*REQUIREMENT*: Without changing a character, return the entries, but not the images they hold.

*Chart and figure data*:

»»

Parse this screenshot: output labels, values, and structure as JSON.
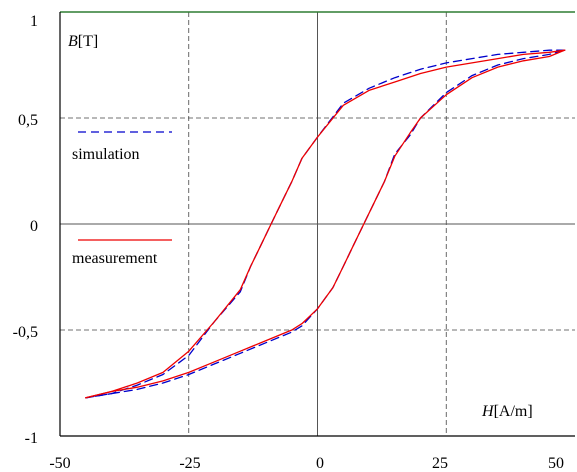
{
  "chart_data": {
    "type": "line",
    "xlabel": {
      "var": "H",
      "unit": "[A/m]"
    },
    "ylabel": {
      "var": "B",
      "unit": "[T]"
    },
    "xlim": [
      -50,
      50
    ],
    "ylim": [
      -1,
      1
    ],
    "x_ticks": [
      "-50",
      "-25",
      "0",
      "25",
      "50"
    ],
    "y_ticks": [
      "1",
      "0,5",
      "0",
      "-0,5",
      "-1"
    ],
    "x_tick_values": [
      -50,
      -25,
      0,
      25,
      50
    ],
    "y_tick_values": [
      1,
      0.5,
      0,
      -0.5,
      -1
    ],
    "grid": true,
    "legend_position": "left",
    "series": [
      {
        "name": "simulation",
        "color": "#0000cc",
        "style": "dashed",
        "branches": [
          [
            [
              -45,
              -0.82
            ],
            [
              -40,
              -0.8
            ],
            [
              -35,
              -0.78
            ],
            [
              -30,
              -0.75
            ],
            [
              -25,
              -0.71
            ],
            [
              -20,
              -0.66
            ],
            [
              -15,
              -0.61
            ],
            [
              -10,
              -0.56
            ],
            [
              -5,
              -0.51
            ],
            [
              -3,
              -0.48
            ],
            [
              0,
              -0.4
            ],
            [
              3,
              -0.3
            ],
            [
              5,
              -0.2
            ],
            [
              7,
              -0.1
            ],
            [
              9,
              0.0
            ],
            [
              11,
              0.1
            ],
            [
              13,
              0.2
            ],
            [
              15,
              0.33
            ],
            [
              18,
              0.42
            ],
            [
              20,
              0.5
            ],
            [
              25,
              0.62
            ],
            [
              30,
              0.7
            ],
            [
              35,
              0.75
            ],
            [
              40,
              0.78
            ],
            [
              45,
              0.8
            ],
            [
              48,
              0.82
            ]
          ],
          [
            [
              48,
              0.82
            ],
            [
              45,
              0.82
            ],
            [
              40,
              0.81
            ],
            [
              35,
              0.8
            ],
            [
              30,
              0.78
            ],
            [
              25,
              0.76
            ],
            [
              20,
              0.73
            ],
            [
              15,
              0.69
            ],
            [
              10,
              0.64
            ],
            [
              5,
              0.57
            ],
            [
              0,
              0.41
            ],
            [
              -3,
              0.31
            ],
            [
              -5,
              0.2
            ],
            [
              -7,
              0.1
            ],
            [
              -9,
              0.0
            ],
            [
              -11,
              -0.1
            ],
            [
              -13,
              -0.2
            ],
            [
              -15,
              -0.32
            ],
            [
              -20,
              -0.46
            ],
            [
              -25,
              -0.62
            ],
            [
              -30,
              -0.71
            ],
            [
              -35,
              -0.76
            ],
            [
              -40,
              -0.8
            ],
            [
              -45,
              -0.82
            ]
          ]
        ]
      },
      {
        "name": "measurement",
        "color": "#ee0000",
        "style": "solid",
        "branches": [
          [
            [
              -45,
              -0.82
            ],
            [
              -40,
              -0.79
            ],
            [
              -35,
              -0.77
            ],
            [
              -30,
              -0.74
            ],
            [
              -25,
              -0.7
            ],
            [
              -20,
              -0.65
            ],
            [
              -15,
              -0.6
            ],
            [
              -10,
              -0.55
            ],
            [
              -5,
              -0.5
            ],
            [
              -3,
              -0.47
            ],
            [
              0,
              -0.4
            ],
            [
              3,
              -0.3
            ],
            [
              5,
              -0.2
            ],
            [
              7,
              -0.1
            ],
            [
              9,
              0.0
            ],
            [
              11,
              0.1
            ],
            [
              13,
              0.2
            ],
            [
              15,
              0.32
            ],
            [
              18,
              0.43
            ],
            [
              20,
              0.5
            ],
            [
              25,
              0.61
            ],
            [
              30,
              0.69
            ],
            [
              35,
              0.74
            ],
            [
              40,
              0.77
            ],
            [
              45,
              0.79
            ],
            [
              48,
              0.82
            ]
          ],
          [
            [
              48,
              0.82
            ],
            [
              45,
              0.81
            ],
            [
              40,
              0.8
            ],
            [
              35,
              0.78
            ],
            [
              30,
              0.76
            ],
            [
              25,
              0.74
            ],
            [
              20,
              0.71
            ],
            [
              15,
              0.67
            ],
            [
              10,
              0.63
            ],
            [
              5,
              0.56
            ],
            [
              0,
              0.41
            ],
            [
              -3,
              0.31
            ],
            [
              -5,
              0.2
            ],
            [
              -7,
              0.1
            ],
            [
              -9,
              0.0
            ],
            [
              -11,
              -0.1
            ],
            [
              -13,
              -0.2
            ],
            [
              -15,
              -0.31
            ],
            [
              -20,
              -0.46
            ],
            [
              -25,
              -0.6
            ],
            [
              -30,
              -0.7
            ],
            [
              -35,
              -0.75
            ],
            [
              -40,
              -0.79
            ],
            [
              -45,
              -0.82
            ]
          ]
        ]
      }
    ]
  }
}
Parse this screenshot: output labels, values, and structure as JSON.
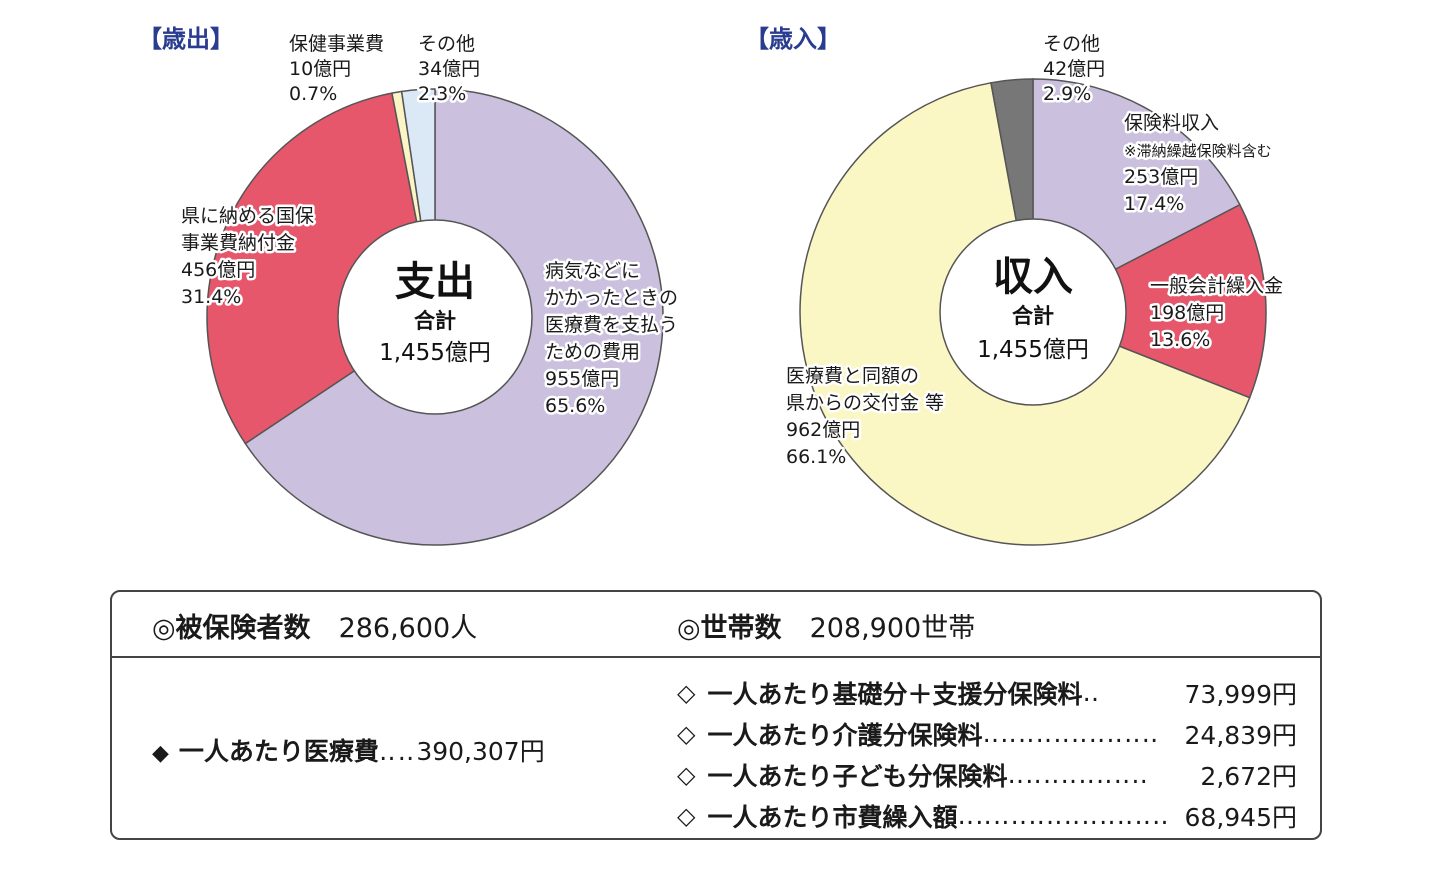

««

*EXERCISE SOLUTION*:
Parse this screenshot: output labels, values, and structure as JSON.
{
  "chart_data": {
    "type": "line",
    "xlabel": {
      "var": "H",
      "unit": "[A/m]"
    },
    "ylabel": {
      "var": "B",
      "unit": "[T]"
    },
    "xlim": [
      -50,
      50
    ],
    "ylim": [
      -1,
      1
    ],
    "x_ticks": [
      "-50",
      "-25",
      "0",
      "25",
      "50"
    ],
    "y_ticks": [
      "1",
      "0,5",
      "0",
      "-0,5",
      "-1"
    ],
    "x_tick_values": [
      -50,
      -25,
      0,
      25,
      50
    ],
    "y_tick_values": [
      1,
      0.5,
      0,
      -0.5,
      -1
    ],
    "grid": true,
    "legend_position": "left",
    "series": [
      {
        "name": "simulation",
        "color": "#0000cc",
        "style": "dashed",
        "branches": [
          [
            [
              -45,
              -0.82
            ],
            [
              -40,
              -0.8
            ],
            [
              -35,
              -0.78
            ],
            [
              -30,
              -0.75
            ],
            [
              -25,
              -0.71
            ],
            [
              -20,
              -0.66
            ],
            [
              -15,
              -0.61
            ],
            [
              -10,
              -0.56
            ],
            [
              -5,
              -0.51
            ],
            [
              -3,
              -0.48
            ],
            [
              0,
              -0.4
            ],
            [
              3,
              -0.3
            ],
            [
              5,
              -0.2
            ],
            [
              7,
              -0.1
            ],
            [
              9,
              0.0
            ],
            [
              11,
              0.1
            ],
            [
              13,
              0.2
            ],
            [
              15,
              0.33
            ],
            [
              18,
              0.42
            ],
            [
              20,
              0.5
            ],
            [
              25,
              0.62
            ],
            [
              30,
              0.7
            ],
            [
              35,
              0.75
            ],
            [
              40,
              0.78
            ],
            [
              45,
              0.8
            ],
            [
              48,
              0.82
            ]
          ],
          [
            [
              48,
              0.82
            ],
            [
              45,
              0.82
            ],
            [
              40,
              0.81
            ],
            [
              35,
              0.8
            ],
            [
              30,
              0.78
            ],
            [
              25,
              0.76
            ],
            [
              20,
              0.73
            ],
            [
              15,
              0.69
            ],
            [
              10,
              0.64
            ],
            [
              5,
              0.57
            ],
            [
              0,
              0.41
            ],
            [
              -3,
              0.31
            ],
            [
              -5,
              0.2
            ],
            [
              -7,
              0.1
            ],
            [
              -9,
              0.0
            ],
            [
              -11,
              -0.1
            ],
            [
              -13,
              -0.2
            ],
            [
              -15,
              -0.32
            ],
            [
              -20,
              -0.46
            ],
            [
              -25,
              -0.62
            ],
            [
              -30,
              -0.71
            ],
            [
              -35,
              -0.76
            ],
            [
              -40,
              -0.8
            ],
            [
              -45,
              -0.82
            ]
          ]
        ]
      },
      {
        "name": "measurement",
        "color": "#ee0000",
        "style": "solid",
        "branches": [
          [
            [
              -45,
              -0.82
            ],
            [
              -40,
              -0.79
            ],
            [
              -35,
              -0.77
            ],
            [
              -30,
              -0.74
            ],
            [
              -25,
              -0.7
            ],
            [
              -20,
              -0.65
            ],
            [
              -15,
              -0.6
            ],
            [
              -10,
              -0.55
            ],
            [
              -5,
              -0.5
            ],
            [
              -3,
              -0.47
            ],
            [
              0,
              -0.4
            ],
            [
              3,
              -0.3
            ],
            [
              5,
              -0.2
            ],
            [
              7,
              -0.1
            ],
            [
              9,
              0.0
            ],
            [
              11,
              0.1
            ],
            [
              13,
              0.2
            ],
            [
              15,
              0.32
            ],
            [
              18,
              0.43
            ],
            [
              20,
              0.5
            ],
            [
              25,
              0.61
            ],
            [
              30,
              0.69
            ],
            [
              35,
              0.74
            ],
            [
              40,
              0.77
            ],
            [
              45,
              0.79
            ],
            [
              48,
              0.82
            ]
          ],
          [
            [
              48,
              0.82
            ],
            [
              45,
              0.81
            ],
            [
              40,
              0.8
            ],
            [
              35,
              0.78
            ],
            [
              30,
              0.76
            ],
            [
              25,
              0.74
            ],
            [
              20,
              0.71
            ],
            [
              15,
              0.67
            ],
            [
              10,
              0.63
            ],
            [
              5,
              0.56
            ],
            [
              0,
              0.41
            ],
            [
              -3,
              0.31
            ],
            [
              -5,
              0.2
            ],
            [
              -7,
              0.1
            ],
            [
              -9,
              0.0
            ],
            [
              -11,
              -0.1
            ],
            [
              -13,
              -0.2
            ],
            [
              -15,
              -0.31
            ],
            [
              -20,
              -0.46
            ],
            [
              -25,
              -0.6
            ],
            [
              -30,
              -0.7
            ],
            [
              -35,
              -0.75
            ],
            [
              -40,
              -0.79
            ],
            [
              -45,
              -0.82
            ]
          ]
        ]
      }
    ]
  }
}
Parse this screenshot: output labels, values, and structure as JSON.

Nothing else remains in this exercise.